Short problem: Output the lines that follow exactly as they are.

[start of Stored rows]

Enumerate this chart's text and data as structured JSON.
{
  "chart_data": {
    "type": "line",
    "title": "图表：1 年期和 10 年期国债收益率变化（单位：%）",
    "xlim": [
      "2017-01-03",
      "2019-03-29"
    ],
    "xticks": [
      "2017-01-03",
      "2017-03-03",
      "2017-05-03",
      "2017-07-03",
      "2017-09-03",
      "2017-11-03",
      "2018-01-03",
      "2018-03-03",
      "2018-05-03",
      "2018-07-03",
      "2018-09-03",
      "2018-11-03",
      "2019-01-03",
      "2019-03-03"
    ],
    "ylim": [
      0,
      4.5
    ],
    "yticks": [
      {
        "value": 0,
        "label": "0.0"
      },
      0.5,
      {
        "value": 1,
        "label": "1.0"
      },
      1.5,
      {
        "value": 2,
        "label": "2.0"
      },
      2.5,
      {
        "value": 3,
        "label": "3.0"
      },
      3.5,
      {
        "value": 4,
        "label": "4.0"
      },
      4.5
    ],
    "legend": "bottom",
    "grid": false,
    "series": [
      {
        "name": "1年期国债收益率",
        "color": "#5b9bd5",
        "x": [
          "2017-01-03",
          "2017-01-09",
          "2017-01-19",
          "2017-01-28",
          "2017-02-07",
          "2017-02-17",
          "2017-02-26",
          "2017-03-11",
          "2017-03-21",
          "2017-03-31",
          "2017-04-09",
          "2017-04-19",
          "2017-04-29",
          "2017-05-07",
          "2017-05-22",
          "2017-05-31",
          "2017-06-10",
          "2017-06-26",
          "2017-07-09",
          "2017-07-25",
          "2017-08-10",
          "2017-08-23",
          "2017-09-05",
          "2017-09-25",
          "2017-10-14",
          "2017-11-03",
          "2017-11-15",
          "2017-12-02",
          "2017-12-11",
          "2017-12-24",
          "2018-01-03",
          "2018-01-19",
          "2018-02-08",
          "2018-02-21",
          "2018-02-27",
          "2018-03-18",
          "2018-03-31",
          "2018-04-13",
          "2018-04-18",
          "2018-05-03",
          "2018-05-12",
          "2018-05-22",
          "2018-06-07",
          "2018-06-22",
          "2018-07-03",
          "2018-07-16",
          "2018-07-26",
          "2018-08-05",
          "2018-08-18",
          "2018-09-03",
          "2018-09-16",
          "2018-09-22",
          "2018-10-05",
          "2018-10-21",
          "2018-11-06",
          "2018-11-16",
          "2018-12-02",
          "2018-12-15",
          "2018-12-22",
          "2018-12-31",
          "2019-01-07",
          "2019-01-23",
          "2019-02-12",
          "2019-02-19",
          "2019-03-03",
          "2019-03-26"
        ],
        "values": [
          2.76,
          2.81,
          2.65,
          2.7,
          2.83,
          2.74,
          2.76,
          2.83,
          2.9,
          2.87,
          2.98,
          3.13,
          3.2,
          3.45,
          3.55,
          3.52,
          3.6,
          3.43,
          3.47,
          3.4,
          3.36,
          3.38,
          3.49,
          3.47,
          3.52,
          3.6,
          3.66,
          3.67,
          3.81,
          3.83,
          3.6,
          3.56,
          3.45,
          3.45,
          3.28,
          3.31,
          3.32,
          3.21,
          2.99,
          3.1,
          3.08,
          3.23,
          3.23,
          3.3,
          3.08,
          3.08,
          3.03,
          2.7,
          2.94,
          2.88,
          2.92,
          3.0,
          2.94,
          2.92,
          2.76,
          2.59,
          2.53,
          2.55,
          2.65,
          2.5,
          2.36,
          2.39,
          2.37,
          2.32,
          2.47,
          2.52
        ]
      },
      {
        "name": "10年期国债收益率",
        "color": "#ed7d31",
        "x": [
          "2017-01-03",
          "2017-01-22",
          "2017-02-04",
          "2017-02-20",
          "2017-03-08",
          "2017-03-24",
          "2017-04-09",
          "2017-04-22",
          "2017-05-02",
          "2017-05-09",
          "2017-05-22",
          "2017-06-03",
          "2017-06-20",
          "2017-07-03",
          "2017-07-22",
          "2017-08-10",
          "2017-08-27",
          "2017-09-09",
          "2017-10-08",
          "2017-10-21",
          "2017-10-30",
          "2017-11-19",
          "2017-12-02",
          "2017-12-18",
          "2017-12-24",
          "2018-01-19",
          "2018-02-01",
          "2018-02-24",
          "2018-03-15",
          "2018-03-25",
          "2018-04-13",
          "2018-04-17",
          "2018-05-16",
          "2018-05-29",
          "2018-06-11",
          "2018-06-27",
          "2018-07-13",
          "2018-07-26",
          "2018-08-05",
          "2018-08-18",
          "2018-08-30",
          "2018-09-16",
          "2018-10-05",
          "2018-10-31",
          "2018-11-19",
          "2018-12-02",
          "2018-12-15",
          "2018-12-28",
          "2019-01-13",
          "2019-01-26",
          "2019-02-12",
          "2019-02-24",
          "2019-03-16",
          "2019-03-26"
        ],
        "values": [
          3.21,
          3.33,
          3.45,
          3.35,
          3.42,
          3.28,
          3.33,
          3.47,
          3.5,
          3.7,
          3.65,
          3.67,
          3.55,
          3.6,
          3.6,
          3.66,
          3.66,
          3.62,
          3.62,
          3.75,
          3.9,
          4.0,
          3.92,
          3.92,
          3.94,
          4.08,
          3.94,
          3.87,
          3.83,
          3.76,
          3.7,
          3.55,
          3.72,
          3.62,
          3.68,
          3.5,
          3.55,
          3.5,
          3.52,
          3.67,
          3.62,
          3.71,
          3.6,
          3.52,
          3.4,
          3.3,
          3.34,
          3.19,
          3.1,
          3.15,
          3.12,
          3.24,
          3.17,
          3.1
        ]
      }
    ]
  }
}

[end of Stored rows]

The answer:
Enumerate this chart's text and data as structured JSON.
{
  "chart_data": {
    "type": "line",
    "title": "图表：1 年期和 10 年期国债收益率变化（单位：%）",
    "xlim": [
      "2017-01-03",
      "2019-03-29"
    ],
    "xticks": [
      "2017-01-03",
      "2017-03-03",
      "2017-05-03",
      "2017-07-03",
      "2017-09-03",
      "2017-11-03",
      "2018-01-03",
      "2018-03-03",
      "2018-05-03",
      "2018-07-03",
      "2018-09-03",
      "2018-11-03",
      "2019-01-03",
      "2019-03-03"
    ],
    "ylim": [
      0,
      4.5
    ],
    "yticks": [
      {
        "value": 0,
        "label": "0.0"
      },
      0.5,
      {
        "value": 1,
        "label": "1.0"
      },
      1.5,
      {
        "value": 2,
        "label": "2.0"
      },
      2.5,
      {
        "value": 3,
        "label": "3.0"
      },
      3.5,
      {
        "value": 4,
        "label": "4.0"
      },
      4.5
    ],
    "legend": "bottom",
    "grid": false,
    "series": [
      {
        "name": "1年期国债收益率",
        "color": "#5b9bd5",
        "x": [
          "2017-01-03",
          "2017-01-09",
          "2017-01-19",
          "2017-01-28",
          "2017-02-07",
          "2017-02-17",
          "2017-02-26",
          "2017-03-11",
          "2017-03-21",
          "2017-03-31",
          "2017-04-09",
          "2017-04-19",
          "2017-04-29",
          "2017-05-07",
          "2017-05-22",
          "2017-05-31",
          "2017-06-10",
          "2017-06-26",
          "2017-07-09",
          "2017-07-25",
          "2017-08-10",
          "2017-08-23",
          "2017-09-05",
          "2017-09-25",
          "2017-10-14",
          "2017-11-03",
          "2017-11-15",
          "2017-12-02",
          "2017-12-11",
          "2017-12-24",
          "2018-01-03",
          "2018-01-19",
          "2018-02-08",
          "2018-02-21",
          "2018-02-27",
          "2018-03-18",
          "2018-03-31",
          "2018-04-13",
          "2018-04-18",
          "2018-05-03",
          "2018-05-12",
          "2018-05-22",
          "2018-06-07",
          "2018-06-22",
          "2018-07-03",
          "2018-07-16",
          "2018-07-26",
          "2018-08-05",
          "2018-08-18",
          "2018-09-03",
          "2018-09-16",
          "2018-09-22",
          "2018-10-05",
          "2018-10-21",
          "2018-11-06",
          "2018-11-16",
          "2018-12-02",
          "2018-12-15",
          "2018-12-22",
          "2018-12-31",
          "2019-01-07",
          "2019-01-23",
          "2019-02-12",
          "2019-02-19",
          "2019-03-03",
          "2019-03-26"
        ],
        "values": [
          2.76,
          2.81,
          2.65,
          2.7,
          2.83,
          2.74,
          2.76,
          2.83,
          2.9,
          2.87,
          2.98,
          3.13,
          3.2,
          3.45,
          3.55,
          3.52,
          3.6,
          3.43,
          3.47,
          3.4,
          3.36,
          3.38,
          3.49,
          3.47,
          3.52,
          3.6,
          3.66,
          3.67,
          3.81,
          3.83,
          3.6,
          3.56,
          3.45,
          3.45,
          3.28,
          3.31,
          3.32,
          3.21,
          2.99,
          3.1,
          3.08,
          3.23,
          3.23,
          3.3,
          3.08,
          3.08,
          3.03,
          2.7,
          2.94,
          2.88,
          2.92,
          3.0,
          2.94,
          2.92,
          2.76,
          2.59,
          2.53,
          2.55,
          2.65,
          2.5,
          2.36,
          2.39,
          2.37,
          2.32,
          2.47,
          2.52
        ]
      },
      {
        "name": "10年期国债收益率",
        "color": "#ed7d31",
        "x": [
          "2017-01-03",
          "2017-01-22",
          "2017-02-04",
          "2017-02-20",
          "2017-03-08",
          "2017-03-24",
          "2017-04-09",
          "2017-04-22",
          "2017-05-02",
          "2017-05-09",
          "2017-05-22",
          "2017-06-03",
          "2017-06-20",
          "2017-07-03",
          "2017-07-22",
          "2017-08-10",
          "2017-08-27",
          "2017-09-09",
          "2017-10-08",
          "2017-10-21",
          "2017-10-30",
          "2017-11-19",
          "2017-12-02",
          "2017-12-18",
          "2017-12-24",
          "2018-01-19",
          "2018-02-01",
          "2018-02-24",
          "2018-03-15",
          "2018-03-25",
          "2018-04-13",
          "2018-04-17",
          "2018-05-16",
          "2018-05-29",
          "2018-06-11",
          "2018-06-27",
          "2018-07-13",
          "2018-07-26",
          "2018-08-05",
          "2018-08-18",
          "2018-08-30",
          "2018-09-16",
          "2018-10-05",
          "2018-10-31",
          "2018-11-19",
          "2018-12-02",
          "2018-12-15",
          "2018-12-28",
          "2019-01-13",
          "2019-01-26",
          "2019-02-12",
          "2019-02-24",
          "2019-03-16",
          "2019-03-26"
        ],
        "values": [
          3.21,
          3.33,
          3.45,
          3.35,
          3.42,
          3.28,
          3.33,
          3.47,
          3.5,
          3.7,
          3.65,
          3.67,
          3.55,
          3.6,
          3.6,
          3.66,
          3.66,
          3.62,
          3.62,
          3.75,
          3.9,
          4.0,
          3.92,
          3.92,
          3.94,
          4.08,
          3.94,
          3.87,
          3.83,
          3.76,
          3.7,
          3.55,
          3.72,
          3.62,
          3.68,
          3.5,
          3.55,
          3.5,
          3.52,
          3.67,
          3.62,
          3.71,
          3.6,
          3.52,
          3.4,
          3.3,
          3.34,
          3.19,
          3.1,
          3.15,
          3.12,
          3.24,
          3.17,
          3.1
        ]
      }
    ]
  }
}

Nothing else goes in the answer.